* [Task statement]: Every record below should be written out exactly; pictures stay out.

>>>

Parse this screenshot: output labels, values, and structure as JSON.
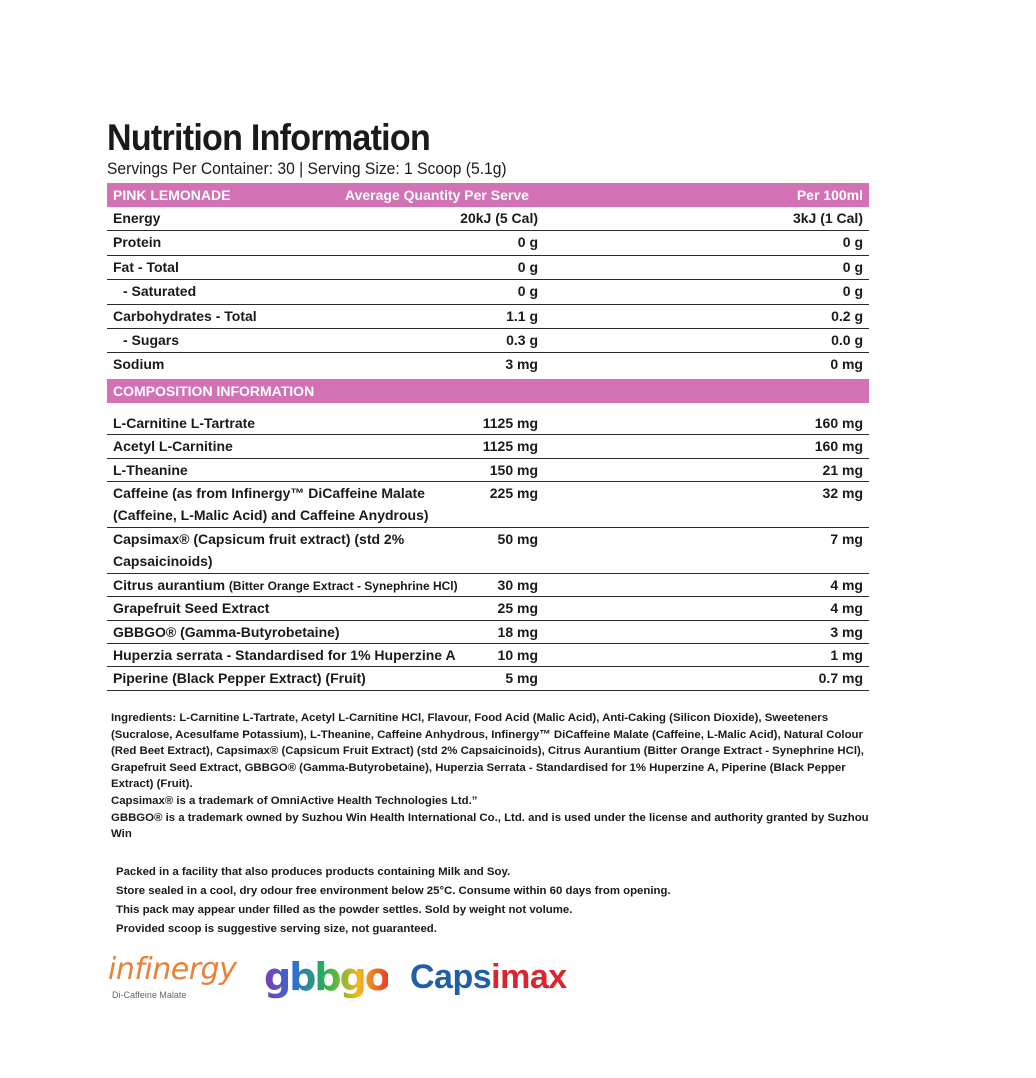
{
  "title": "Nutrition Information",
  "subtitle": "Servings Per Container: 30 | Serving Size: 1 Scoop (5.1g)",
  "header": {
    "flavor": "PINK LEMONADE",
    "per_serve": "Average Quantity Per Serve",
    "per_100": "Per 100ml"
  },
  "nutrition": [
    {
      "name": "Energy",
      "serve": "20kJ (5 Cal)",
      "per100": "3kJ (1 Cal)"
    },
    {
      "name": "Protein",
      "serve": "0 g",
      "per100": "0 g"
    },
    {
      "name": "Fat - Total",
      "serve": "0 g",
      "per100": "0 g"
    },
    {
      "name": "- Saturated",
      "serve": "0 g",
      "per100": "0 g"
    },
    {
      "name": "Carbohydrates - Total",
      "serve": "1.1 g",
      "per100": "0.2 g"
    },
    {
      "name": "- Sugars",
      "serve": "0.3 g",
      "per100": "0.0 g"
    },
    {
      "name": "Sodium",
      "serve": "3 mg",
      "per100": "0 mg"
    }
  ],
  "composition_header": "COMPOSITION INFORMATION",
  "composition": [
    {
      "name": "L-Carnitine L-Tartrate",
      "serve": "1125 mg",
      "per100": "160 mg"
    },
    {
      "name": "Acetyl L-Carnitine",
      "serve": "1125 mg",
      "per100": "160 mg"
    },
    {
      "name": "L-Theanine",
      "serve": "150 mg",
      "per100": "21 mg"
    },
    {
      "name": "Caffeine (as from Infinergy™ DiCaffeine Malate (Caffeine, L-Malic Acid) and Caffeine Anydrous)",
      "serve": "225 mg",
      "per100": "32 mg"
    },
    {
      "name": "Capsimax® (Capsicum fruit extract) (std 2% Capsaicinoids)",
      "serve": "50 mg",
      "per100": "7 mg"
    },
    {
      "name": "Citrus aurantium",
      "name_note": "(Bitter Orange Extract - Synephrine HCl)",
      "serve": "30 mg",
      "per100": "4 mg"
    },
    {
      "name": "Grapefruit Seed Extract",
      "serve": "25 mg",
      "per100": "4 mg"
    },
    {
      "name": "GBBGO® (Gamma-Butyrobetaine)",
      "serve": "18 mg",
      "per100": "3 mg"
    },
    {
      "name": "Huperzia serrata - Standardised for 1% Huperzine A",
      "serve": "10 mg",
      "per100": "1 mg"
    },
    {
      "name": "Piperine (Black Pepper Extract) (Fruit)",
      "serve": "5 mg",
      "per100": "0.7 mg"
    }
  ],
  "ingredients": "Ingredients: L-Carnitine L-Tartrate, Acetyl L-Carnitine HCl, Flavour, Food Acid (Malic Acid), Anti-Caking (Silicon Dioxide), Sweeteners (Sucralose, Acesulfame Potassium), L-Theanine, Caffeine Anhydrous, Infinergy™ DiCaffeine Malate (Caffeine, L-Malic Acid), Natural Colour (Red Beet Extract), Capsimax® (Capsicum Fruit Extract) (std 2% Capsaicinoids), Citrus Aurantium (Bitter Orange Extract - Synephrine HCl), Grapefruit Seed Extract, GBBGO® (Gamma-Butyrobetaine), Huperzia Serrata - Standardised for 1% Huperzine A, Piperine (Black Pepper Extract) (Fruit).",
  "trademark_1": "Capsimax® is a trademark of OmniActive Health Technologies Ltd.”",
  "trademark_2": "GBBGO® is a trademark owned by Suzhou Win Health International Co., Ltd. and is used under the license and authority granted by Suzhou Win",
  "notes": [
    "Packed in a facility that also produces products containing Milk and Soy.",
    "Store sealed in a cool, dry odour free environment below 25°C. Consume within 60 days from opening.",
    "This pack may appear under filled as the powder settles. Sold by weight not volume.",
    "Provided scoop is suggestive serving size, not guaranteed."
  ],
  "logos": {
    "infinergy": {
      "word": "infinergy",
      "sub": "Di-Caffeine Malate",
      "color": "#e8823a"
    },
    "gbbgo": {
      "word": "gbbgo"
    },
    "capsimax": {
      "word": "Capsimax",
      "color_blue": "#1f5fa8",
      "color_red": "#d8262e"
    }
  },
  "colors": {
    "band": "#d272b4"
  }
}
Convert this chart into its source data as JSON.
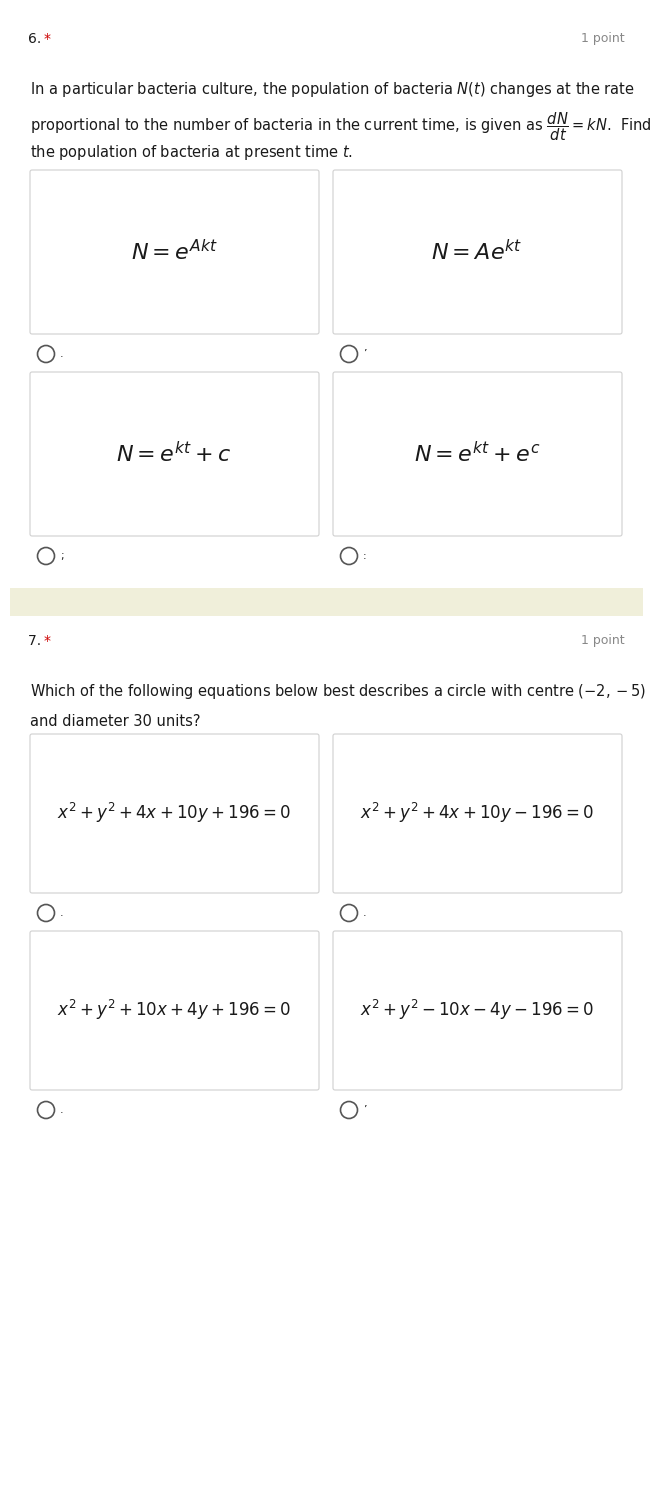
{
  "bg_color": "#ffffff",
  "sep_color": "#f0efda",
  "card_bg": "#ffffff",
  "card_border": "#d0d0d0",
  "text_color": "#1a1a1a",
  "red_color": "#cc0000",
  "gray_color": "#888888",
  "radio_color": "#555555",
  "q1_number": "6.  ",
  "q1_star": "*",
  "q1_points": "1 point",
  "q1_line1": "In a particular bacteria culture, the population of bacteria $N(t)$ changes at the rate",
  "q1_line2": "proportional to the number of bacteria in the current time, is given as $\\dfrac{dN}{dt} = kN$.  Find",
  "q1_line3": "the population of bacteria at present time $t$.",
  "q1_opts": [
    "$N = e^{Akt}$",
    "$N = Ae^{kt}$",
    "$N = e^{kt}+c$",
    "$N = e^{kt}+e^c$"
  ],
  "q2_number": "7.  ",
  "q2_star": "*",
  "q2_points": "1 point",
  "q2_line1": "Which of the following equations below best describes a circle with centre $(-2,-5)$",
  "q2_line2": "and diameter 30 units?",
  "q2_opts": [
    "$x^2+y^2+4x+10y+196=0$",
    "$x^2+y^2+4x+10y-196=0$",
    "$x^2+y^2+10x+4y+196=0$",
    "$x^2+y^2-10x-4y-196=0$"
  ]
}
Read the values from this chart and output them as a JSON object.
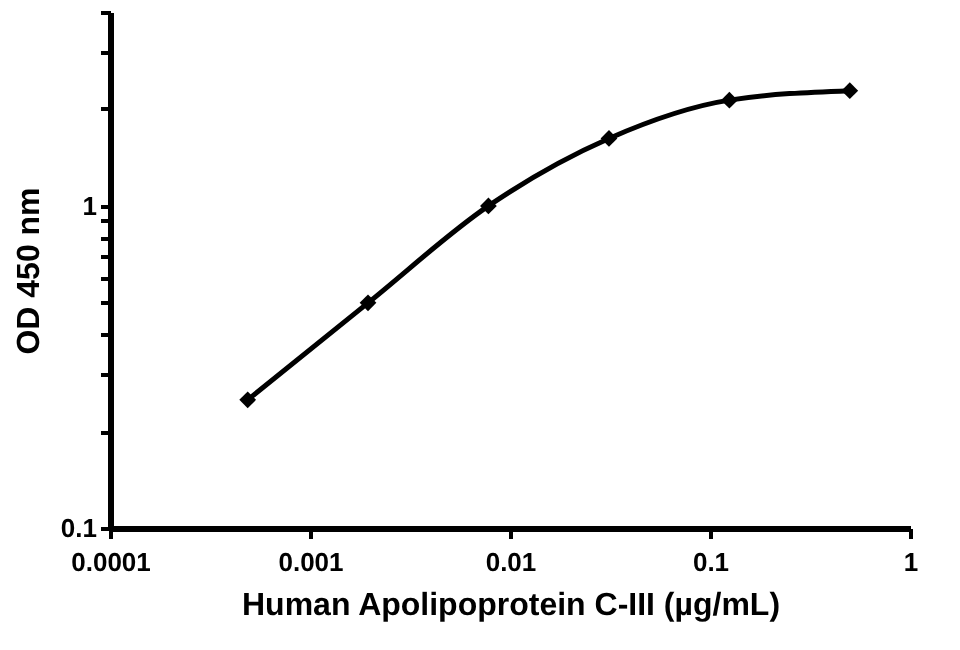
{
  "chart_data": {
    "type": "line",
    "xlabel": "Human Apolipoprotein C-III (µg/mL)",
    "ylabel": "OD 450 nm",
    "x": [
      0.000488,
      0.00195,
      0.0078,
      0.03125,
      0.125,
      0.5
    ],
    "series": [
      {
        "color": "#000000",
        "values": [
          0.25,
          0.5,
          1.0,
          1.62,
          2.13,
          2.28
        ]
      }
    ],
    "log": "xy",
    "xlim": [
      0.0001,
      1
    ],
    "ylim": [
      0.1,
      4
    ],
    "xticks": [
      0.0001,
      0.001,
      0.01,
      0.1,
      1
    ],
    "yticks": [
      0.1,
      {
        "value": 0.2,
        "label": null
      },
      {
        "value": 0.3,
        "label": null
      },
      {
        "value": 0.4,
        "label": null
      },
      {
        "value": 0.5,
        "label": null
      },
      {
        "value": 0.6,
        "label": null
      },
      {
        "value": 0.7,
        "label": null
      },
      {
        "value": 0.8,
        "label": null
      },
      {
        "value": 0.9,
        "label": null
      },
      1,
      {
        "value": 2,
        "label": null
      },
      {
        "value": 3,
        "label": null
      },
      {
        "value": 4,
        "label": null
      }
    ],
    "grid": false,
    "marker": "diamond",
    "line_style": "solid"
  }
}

<<<

* [Reply]:
Parse this screenshot: output labels, values, and structure as JSON.
{
  "title": "Nutrition Information",
  "subtitle": "Servings Per Container: 30 | Serving Size: 1 Scoop (5.1g)",
  "header": {
    "flavor": "PINK LEMONADE",
    "per_serve": "Average Quantity Per Serve",
    "per_100": "Per 100ml"
  },
  "nutrition": [
    {
      "name": "Energy",
      "serve": "20kJ (5 Cal)",
      "per100": "3kJ (1 Cal)"
    },
    {
      "name": "Protein",
      "serve": "0 g",
      "per100": "0 g"
    },
    {
      "name": "Fat - Total",
      "serve": "0 g",
      "per100": "0 g"
    },
    {
      "name": "- Saturated",
      "serve": "0 g",
      "per100": "0 g"
    },
    {
      "name": "Carbohydrates - Total",
      "serve": "1.1 g",
      "per100": "0.2 g"
    },
    {
      "name": "- Sugars",
      "serve": "0.3 g",
      "per100": "0.0 g"
    },
    {
      "name": "Sodium",
      "serve": "3 mg",
      "per100": "0 mg"
    }
  ],
  "composition_header": "COMPOSITION INFORMATION",
  "composition": [
    {
      "name": "L-Carnitine L-Tartrate",
      "serve": "1125 mg",
      "per100": "160 mg"
    },
    {
      "name": "Acetyl L-Carnitine",
      "serve": "1125 mg",
      "per100": "160 mg"
    },
    {
      "name": "L-Theanine",
      "serve": "150 mg",
      "per100": "21 mg"
    },
    {
      "name": "Caffeine (as from Infinergy™ DiCaffeine Malate (Caffeine, L-Malic Acid) and Caffeine Anydrous)",
      "serve": "225 mg",
      "per100": "32 mg"
    },
    {
      "name": "Capsimax® (Capsicum fruit extract) (std 2% Capsaicinoids)",
      "serve": "50 mg",
      "per100": "7 mg"
    },
    {
      "name": "Citrus aurantium",
      "name_note": "(Bitter Orange Extract - Synephrine HCl)",
      "serve": "30 mg",
      "per100": "4 mg"
    },
    {
      "name": "Grapefruit Seed Extract",
      "serve": "25 mg",
      "per100": "4 mg"
    },
    {
      "name": "GBBGO® (Gamma-Butyrobetaine)",
      "serve": "18 mg",
      "per100": "3 mg"
    },
    {
      "name": "Huperzia serrata - Standardised for 1% Huperzine A",
      "serve": "10 mg",
      "per100": "1 mg"
    },
    {
      "name": "Piperine (Black Pepper Extract) (Fruit)",
      "serve": "5 mg",
      "per100": "0.7 mg"
    }
  ],
  "ingredients": "Ingredients: L-Carnitine L-Tartrate, Acetyl L-Carnitine HCl, Flavour, Food Acid (Malic Acid), Anti-Caking (Silicon Dioxide), Sweeteners (Sucralose, Acesulfame Potassium), L-Theanine, Caffeine Anhydrous, Infinergy™ DiCaffeine Malate (Caffeine, L-Malic Acid), Natural Colour (Red Beet Extract), Capsimax® (Capsicum Fruit Extract) (std 2% Capsaicinoids), Citrus Aurantium (Bitter Orange Extract - Synephrine HCl), Grapefruit Seed Extract, GBBGO® (Gamma-Butyrobetaine), Huperzia Serrata - Standardised for 1% Huperzine A, Piperine (Black Pepper Extract) (Fruit).",
  "trademark_1": "Capsimax® is a trademark of OmniActive Health Technologies Ltd.”",
  "trademark_2": "GBBGO® is a trademark owned by Suzhou Win Health International Co., Ltd. and is used under the license and authority granted by Suzhou Win",
  "notes": [
    "Packed in a facility that also produces products containing Milk and Soy.",
    "Store sealed in a cool, dry odour free environment below 25°C. Consume within 60 days from opening.",
    "This pack may appear under filled as the powder settles. Sold by weight not volume.",
    "Provided scoop is suggestive serving size, not guaranteed."
  ],
  "logos": {
    "infinergy": {
      "word": "infinergy",
      "sub": "Di-Caffeine Malate",
      "color": "#e8823a"
    },
    "gbbgo": {
      "word": "gbbgo"
    },
    "capsimax": {
      "word": "Capsimax",
      "color_blue": "#1f5fa8",
      "color_red": "#d8262e"
    }
  },
  "colors": {
    "band": "#d272b4"
  }
}
Convert this chart into its source data as JSON.
{
  "bg_color": "#ffffff",
  "sep_color": "#f0efda",
  "card_bg": "#ffffff",
  "card_border": "#d0d0d0",
  "text_color": "#1a1a1a",
  "red_color": "#cc0000",
  "gray_color": "#888888",
  "radio_color": "#555555",
  "q1_number": "6.  ",
  "q1_star": "*",
  "q1_points": "1 point",
  "q1_line1": "In a particular bacteria culture, the population of bacteria $N(t)$ changes at the rate",
  "q1_line2": "proportional to the number of bacteria in the current time, is given as $\\dfrac{dN}{dt} = kN$.  Find",
  "q1_line3": "the population of bacteria at present time $t$.",
  "q1_opts": [
    "$N = e^{Akt}$",
    "$N = Ae^{kt}$",
    "$N = e^{kt}+c$",
    "$N = e^{kt}+e^c$"
  ],
  "q2_number": "7.  ",
  "q2_star": "*",
  "q2_points": "1 point",
  "q2_line1": "Which of the following equations below best describes a circle with centre $(-2,-5)$",
  "q2_line2": "and diameter 30 units?",
  "q2_opts": [
    "$x^2+y^2+4x+10y+196=0$",
    "$x^2+y^2+4x+10y-196=0$",
    "$x^2+y^2+10x+4y+196=0$",
    "$x^2+y^2-10x-4y-196=0$"
  ]
}
Read the values from this chart and output them as a JSON object.
{
  "chart_data": {
    "type": "line",
    "xlabel": "Human Apolipoprotein C-III (µg/mL)",
    "ylabel": "OD 450 nm",
    "x": [
      0.000488,
      0.00195,
      0.0078,
      0.03125,
      0.125,
      0.5
    ],
    "series": [
      {
        "color": "#000000",
        "values": [
          0.25,
          0.5,
          1.0,
          1.62,
          2.13,
          2.28
        ]
      }
    ],
    "log": "xy",
    "xlim": [
      0.0001,
      1
    ],
    "ylim": [
      0.1,
      4
    ],
    "xticks": [
      0.0001,
      0.001,
      0.01,
      0.1,
      1
    ],
    "yticks": [
      0.1,
      {
        "value": 0.2,
        "label": null
      },
      {
        "value": 0.3,
        "label": null
      },
      {
        "value": 0.4,
        "label": null
      },
      {
        "value": 0.5,
        "label": null
      },
      {
        "value": 0.6,
        "label": null
      },
      {
        "value": 0.7,
        "label": null
      },
      {
        "value": 0.8,
        "label": null
      },
      {
        "value": 0.9,
        "label": null
      },
      1,
      {
        "value": 2,
        "label": null
      },
      {
        "value": 3,
        "label": null
      },
      {
        "value": 4,
        "label": null
      }
    ],
    "grid": false,
    "marker": "diamond",
    "line_style": "solid"
  }
}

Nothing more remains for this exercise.